+++ INPUT DATA +++

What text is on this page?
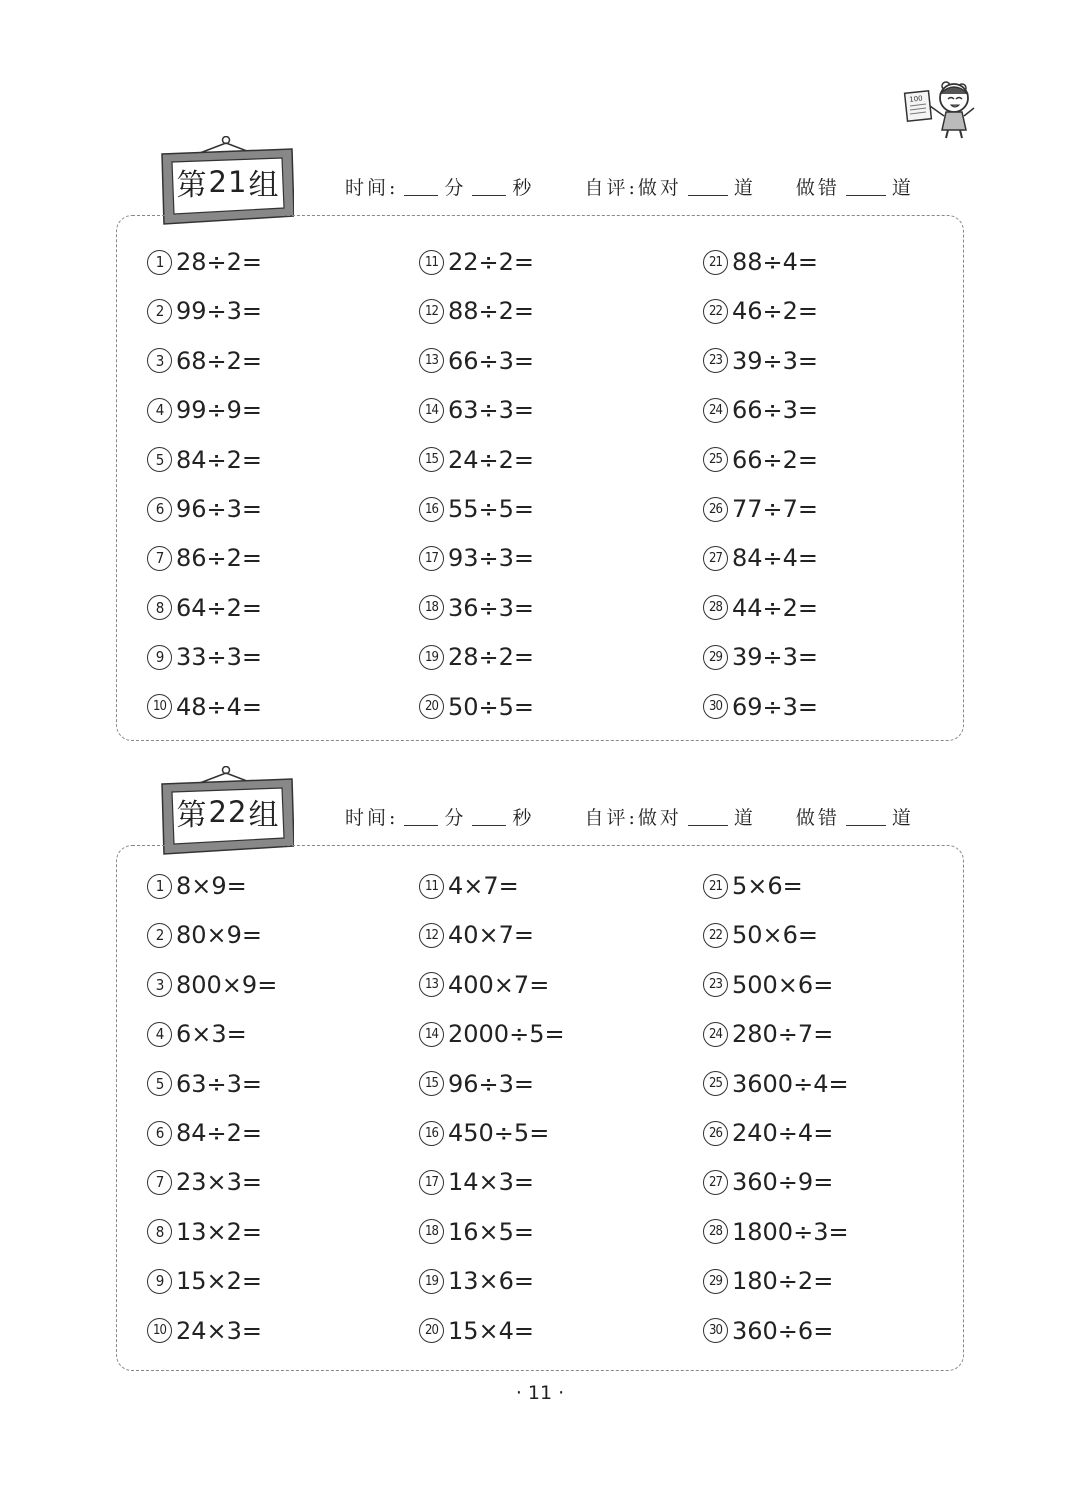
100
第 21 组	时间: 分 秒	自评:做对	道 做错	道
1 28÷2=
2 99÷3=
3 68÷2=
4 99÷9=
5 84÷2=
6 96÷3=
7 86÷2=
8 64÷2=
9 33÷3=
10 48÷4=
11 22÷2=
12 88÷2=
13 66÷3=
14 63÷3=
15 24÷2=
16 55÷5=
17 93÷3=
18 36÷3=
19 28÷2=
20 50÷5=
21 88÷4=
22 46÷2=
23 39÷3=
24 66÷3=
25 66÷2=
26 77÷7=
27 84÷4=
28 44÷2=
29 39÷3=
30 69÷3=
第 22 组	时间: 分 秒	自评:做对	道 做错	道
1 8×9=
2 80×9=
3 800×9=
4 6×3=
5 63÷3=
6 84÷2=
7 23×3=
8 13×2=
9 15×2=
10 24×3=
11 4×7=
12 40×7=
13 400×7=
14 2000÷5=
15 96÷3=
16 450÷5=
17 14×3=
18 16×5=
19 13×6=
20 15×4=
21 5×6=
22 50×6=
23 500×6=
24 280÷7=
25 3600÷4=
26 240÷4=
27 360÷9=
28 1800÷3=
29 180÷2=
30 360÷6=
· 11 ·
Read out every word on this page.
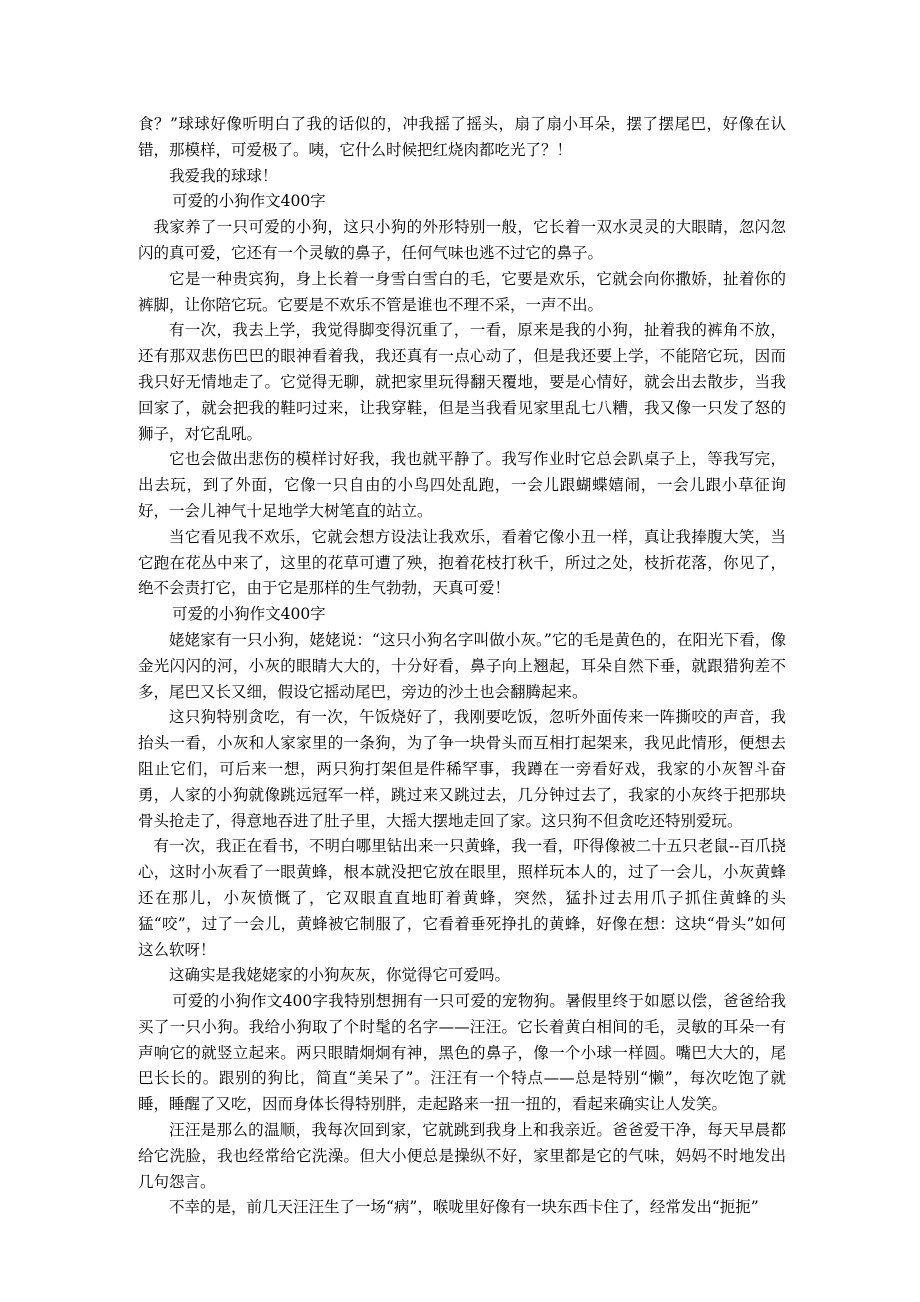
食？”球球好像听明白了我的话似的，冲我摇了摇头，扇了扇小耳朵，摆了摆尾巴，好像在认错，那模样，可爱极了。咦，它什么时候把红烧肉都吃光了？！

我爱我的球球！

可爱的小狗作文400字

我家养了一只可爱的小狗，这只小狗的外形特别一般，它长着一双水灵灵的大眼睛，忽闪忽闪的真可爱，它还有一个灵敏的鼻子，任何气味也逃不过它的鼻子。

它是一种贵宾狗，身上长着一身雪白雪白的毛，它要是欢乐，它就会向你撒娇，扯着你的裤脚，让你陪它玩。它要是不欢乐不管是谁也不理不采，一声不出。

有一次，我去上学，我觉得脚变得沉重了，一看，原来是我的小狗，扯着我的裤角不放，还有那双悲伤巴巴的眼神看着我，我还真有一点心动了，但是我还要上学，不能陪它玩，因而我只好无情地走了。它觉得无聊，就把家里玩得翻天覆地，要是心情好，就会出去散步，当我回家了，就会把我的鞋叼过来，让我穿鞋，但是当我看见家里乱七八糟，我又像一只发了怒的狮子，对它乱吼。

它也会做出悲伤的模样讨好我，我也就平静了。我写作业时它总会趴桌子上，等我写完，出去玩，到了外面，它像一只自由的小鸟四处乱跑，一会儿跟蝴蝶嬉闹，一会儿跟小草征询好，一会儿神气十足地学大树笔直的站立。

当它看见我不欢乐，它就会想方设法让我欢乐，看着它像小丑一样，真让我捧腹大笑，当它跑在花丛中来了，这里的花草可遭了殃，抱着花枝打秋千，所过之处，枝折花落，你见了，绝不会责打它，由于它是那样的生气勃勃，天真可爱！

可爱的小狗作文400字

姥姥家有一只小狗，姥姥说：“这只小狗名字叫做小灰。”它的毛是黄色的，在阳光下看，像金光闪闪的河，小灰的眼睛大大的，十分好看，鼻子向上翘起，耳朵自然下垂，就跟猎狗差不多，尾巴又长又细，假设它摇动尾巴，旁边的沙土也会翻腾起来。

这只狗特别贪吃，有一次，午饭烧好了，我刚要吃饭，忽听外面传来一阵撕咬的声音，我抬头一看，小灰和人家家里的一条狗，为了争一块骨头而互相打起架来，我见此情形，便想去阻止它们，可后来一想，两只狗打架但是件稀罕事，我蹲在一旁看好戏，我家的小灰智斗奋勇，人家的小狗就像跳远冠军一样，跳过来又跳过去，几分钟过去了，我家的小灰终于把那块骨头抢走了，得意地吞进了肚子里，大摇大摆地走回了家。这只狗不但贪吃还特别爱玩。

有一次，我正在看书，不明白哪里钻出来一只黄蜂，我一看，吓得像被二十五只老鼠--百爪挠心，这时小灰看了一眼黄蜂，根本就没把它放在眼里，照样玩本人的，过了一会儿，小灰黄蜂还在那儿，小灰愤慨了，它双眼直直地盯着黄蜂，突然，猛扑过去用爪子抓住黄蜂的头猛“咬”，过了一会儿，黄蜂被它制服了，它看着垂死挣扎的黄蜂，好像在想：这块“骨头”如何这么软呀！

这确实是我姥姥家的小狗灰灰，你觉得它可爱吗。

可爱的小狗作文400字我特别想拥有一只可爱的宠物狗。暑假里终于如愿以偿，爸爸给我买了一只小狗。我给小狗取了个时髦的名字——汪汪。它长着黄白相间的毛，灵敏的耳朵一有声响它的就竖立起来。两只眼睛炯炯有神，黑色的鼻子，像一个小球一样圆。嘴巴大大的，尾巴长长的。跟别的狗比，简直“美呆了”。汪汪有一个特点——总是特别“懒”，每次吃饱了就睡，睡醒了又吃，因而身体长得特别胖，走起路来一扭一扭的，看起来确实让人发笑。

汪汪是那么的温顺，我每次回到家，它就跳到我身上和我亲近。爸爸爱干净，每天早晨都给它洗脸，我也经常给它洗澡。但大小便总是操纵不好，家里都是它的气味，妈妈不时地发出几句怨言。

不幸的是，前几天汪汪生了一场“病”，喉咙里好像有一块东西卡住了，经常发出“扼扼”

+++

▶ [TASK TO COMPLETE] What is the number of lines in the listing that include the word "this"? Give that number and nothing else.

▶ [TASK ANSWER] 2